**PAGE EXTRACT**
Sample Parse Expressions

A log file comprises entries that are generated by concatenating multiple field values. You may not need to view all the field values for analyzing a log file of a particular format. Using a parser, you can extract the values from only those fields that you want to view.

A parser extracts fields from a log file based on the parse expression that you’ve defined. A parse expression is written in the form of a regular expression that defines a search pattern. In a parse expression, you enclose search patterns with parentheses (), for each matching field that you want to extract from a log entry. Any value that matches a search pattern that’s outside the parentheses isn’t extracted.

For the supported regex constructs, see Java Regex Package Documentation.

Example 1

If you want to parse the following sample log entries:

Jun 20 15:19:29 hostabc rpc.gssd[2239]: ERROR: can't open clnt5aa9: No such file or directory
Jul 29 11:26:28 hostabc kernel: FS-Cache: Loaded
Jul 29 11:26:28 hostxyz kernel: FS-Cache: Netfs 'nfs' registered for caching

Following should be your parse expression:

(\S+)\s+(\d+)\s(\d+):(\d+):(\d+)\s(\S+)\s(?:([^:\[]+)(?:\[(\d+)\])?:\s+)?(.+)

**SHORT TASK A**
Quote the records from the line containing "what elements are" up to and including the line containing "my-avatar [273, 158, 317, 202]".
The text and the records come from unrelated sources.

**TASK INPUTS**
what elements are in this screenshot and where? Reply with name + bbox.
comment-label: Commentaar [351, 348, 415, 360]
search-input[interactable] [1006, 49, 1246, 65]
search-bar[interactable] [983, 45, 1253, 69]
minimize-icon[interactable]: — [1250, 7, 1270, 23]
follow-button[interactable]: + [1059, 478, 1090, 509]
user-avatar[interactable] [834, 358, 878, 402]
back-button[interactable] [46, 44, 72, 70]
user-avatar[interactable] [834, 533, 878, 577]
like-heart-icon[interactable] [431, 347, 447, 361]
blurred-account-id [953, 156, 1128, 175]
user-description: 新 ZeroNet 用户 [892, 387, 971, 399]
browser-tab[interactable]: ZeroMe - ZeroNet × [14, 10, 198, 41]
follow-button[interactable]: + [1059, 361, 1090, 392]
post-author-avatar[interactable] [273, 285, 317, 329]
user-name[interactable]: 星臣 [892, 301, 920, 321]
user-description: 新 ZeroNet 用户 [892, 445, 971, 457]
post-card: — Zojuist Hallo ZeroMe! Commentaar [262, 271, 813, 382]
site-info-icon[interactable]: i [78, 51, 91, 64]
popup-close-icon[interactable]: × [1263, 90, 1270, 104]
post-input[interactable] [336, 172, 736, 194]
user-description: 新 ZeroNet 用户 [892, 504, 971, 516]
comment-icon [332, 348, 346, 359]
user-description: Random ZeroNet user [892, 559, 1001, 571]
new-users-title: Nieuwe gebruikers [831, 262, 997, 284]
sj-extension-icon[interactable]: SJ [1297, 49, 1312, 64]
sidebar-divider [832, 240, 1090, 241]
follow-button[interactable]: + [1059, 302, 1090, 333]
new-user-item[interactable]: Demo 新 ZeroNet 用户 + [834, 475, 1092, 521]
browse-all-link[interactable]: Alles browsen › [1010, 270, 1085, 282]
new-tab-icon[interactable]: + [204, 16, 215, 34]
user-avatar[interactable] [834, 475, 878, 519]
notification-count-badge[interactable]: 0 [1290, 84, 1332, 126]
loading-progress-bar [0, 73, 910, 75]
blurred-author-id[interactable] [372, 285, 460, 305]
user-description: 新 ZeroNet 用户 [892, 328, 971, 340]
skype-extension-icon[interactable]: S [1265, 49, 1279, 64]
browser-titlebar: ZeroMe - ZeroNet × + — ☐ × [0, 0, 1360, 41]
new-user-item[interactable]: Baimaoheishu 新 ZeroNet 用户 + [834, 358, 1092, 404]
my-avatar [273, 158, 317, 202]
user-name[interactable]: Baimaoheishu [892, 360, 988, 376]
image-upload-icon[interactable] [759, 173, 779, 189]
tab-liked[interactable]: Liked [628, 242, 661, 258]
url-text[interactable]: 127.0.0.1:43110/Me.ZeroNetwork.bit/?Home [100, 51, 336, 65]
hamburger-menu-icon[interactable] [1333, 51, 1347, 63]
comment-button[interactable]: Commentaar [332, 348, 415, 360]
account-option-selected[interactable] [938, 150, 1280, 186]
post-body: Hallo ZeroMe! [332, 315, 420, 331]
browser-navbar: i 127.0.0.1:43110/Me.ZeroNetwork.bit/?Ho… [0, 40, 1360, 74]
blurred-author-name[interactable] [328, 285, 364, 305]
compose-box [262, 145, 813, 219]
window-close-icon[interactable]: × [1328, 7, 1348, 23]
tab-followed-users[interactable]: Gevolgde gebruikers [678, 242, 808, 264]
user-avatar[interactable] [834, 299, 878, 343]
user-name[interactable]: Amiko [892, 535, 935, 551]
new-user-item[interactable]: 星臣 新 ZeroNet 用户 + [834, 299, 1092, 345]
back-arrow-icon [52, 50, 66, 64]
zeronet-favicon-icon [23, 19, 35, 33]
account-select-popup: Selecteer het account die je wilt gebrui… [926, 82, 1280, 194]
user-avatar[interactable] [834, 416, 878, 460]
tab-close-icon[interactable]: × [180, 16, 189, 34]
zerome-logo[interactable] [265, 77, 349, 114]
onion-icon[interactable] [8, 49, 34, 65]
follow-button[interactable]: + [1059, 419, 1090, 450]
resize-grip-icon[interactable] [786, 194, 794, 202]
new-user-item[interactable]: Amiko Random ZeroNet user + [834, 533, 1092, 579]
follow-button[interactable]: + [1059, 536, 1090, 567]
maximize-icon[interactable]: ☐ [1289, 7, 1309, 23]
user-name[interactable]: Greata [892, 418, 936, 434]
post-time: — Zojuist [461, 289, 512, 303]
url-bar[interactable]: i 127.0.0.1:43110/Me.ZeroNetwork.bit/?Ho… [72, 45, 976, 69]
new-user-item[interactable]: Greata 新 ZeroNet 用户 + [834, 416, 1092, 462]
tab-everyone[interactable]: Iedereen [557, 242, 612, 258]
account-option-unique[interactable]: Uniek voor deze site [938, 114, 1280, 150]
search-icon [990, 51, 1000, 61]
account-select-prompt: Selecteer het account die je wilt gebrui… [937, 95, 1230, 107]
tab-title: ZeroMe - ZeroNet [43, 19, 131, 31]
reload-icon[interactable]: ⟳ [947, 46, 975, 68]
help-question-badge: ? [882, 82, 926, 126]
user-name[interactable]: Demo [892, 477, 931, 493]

==

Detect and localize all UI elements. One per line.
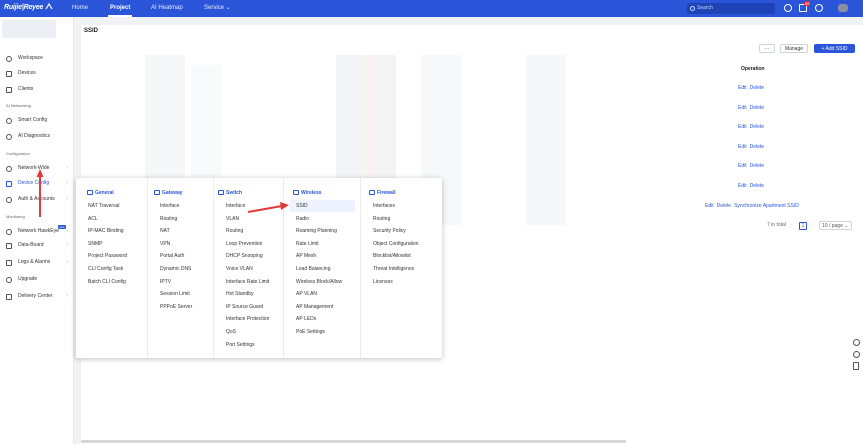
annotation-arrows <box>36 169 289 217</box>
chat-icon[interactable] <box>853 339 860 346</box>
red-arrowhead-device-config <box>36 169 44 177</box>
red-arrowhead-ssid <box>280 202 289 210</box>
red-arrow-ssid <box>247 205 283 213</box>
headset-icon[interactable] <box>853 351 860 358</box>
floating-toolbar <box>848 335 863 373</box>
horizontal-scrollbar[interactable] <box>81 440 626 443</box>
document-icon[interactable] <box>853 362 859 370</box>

**SHORT TASK B**
Print the entire text on sample parse expressions word for word.

**EXERCISE OUTPUT A**
what elements are in this screenshot and where? Reply with name + bbox.
comment-label: Commentaar [351, 348, 415, 360]
search-input[interactable] [1006, 49, 1246, 65]
search-bar[interactable] [983, 45, 1253, 69]
minimize-icon[interactable]: — [1250, 7, 1270, 23]
follow-button[interactable]: + [1059, 478, 1090, 509]
user-avatar[interactable] [834, 358, 878, 402]
back-button[interactable] [46, 44, 72, 70]
user-avatar[interactable] [834, 533, 878, 577]
like-heart-icon[interactable] [431, 347, 447, 361]
blurred-account-id [953, 156, 1128, 175]
user-description: 新 ZeroNet 用户 [892, 387, 971, 399]
browser-tab[interactable]: ZeroMe - ZeroNet × [14, 10, 198, 41]
follow-button[interactable]: + [1059, 361, 1090, 392]
post-author-avatar[interactable] [273, 285, 317, 329]
user-name[interactable]: 星臣 [892, 301, 920, 321]
user-description: 新 ZeroNet 用户 [892, 445, 971, 457]
post-card: — Zojuist Hallo ZeroMe! Commentaar [262, 271, 813, 382]
site-info-icon[interactable]: i [78, 51, 91, 64]
popup-close-icon[interactable]: × [1263, 90, 1270, 104]
post-input[interactable] [336, 172, 736, 194]
user-description: 新 ZeroNet 用户 [892, 504, 971, 516]
comment-icon [332, 348, 346, 359]
user-description: Random ZeroNet user [892, 559, 1001, 571]
new-users-title: Nieuwe gebruikers [831, 262, 997, 284]
sj-extension-icon[interactable]: SJ [1297, 49, 1312, 64]
sidebar-divider [832, 240, 1090, 241]
follow-button[interactable]: + [1059, 302, 1090, 333]
new-user-item[interactable]: Demo 新 ZeroNet 用户 + [834, 475, 1092, 521]
browse-all-link[interactable]: Alles browsen › [1010, 270, 1085, 282]
new-tab-icon[interactable]: + [204, 16, 215, 34]
user-avatar[interactable] [834, 475, 878, 519]
notification-count-badge[interactable]: 0 [1290, 84, 1332, 126]
loading-progress-bar [0, 73, 910, 75]
blurred-author-id[interactable] [372, 285, 460, 305]
user-description: 新 ZeroNet 用户 [892, 328, 971, 340]
skype-extension-icon[interactable]: S [1265, 49, 1279, 64]
browser-titlebar: ZeroMe - ZeroNet × + — ☐ × [0, 0, 1360, 41]
new-user-item[interactable]: Baimaoheishu 新 ZeroNet 用户 + [834, 358, 1092, 404]
my-avatar [273, 158, 317, 202]

**EXERCISE OUTPUT B**
Sample Parse Expressions

A log file comprises entries that are generated by concatenating multiple field values. You may not need to view all the field values for analyzing a log file of a particular format. Using a parser, you can extract the values from only those fields that you want to view.

A parser extracts fields from a log file based on the parse expression that you’ve defined. A parse expression is written in the form of a regular expression that defines a search pattern. In a parse expression, you enclose search patterns with parentheses (), for each matching field that you want to extract from a log entry. Any value that matches a search pattern that’s outside the parentheses isn’t extracted.

For the supported regex constructs, see Java Regex Package Documentation.

Example 1

If you want to parse the following sample log entries:

Jun 20 15:19:29 hostabc rpc.gssd[2239]: ERROR: can't open clnt5aa9: No such file or directory
Jul 29 11:26:28 hostabc kernel: FS-Cache: Loaded
Jul 29 11:26:28 hostxyz kernel: FS-Cache: Netfs 'nfs' registered for caching

Following should be your parse expression:

(\S+)\s+(\d+)\s(\d+):(\d+):(\d+)\s(\S+)\s(?:([^:\[]+)(?:\[(\d+)\])?:\s+)?(.+)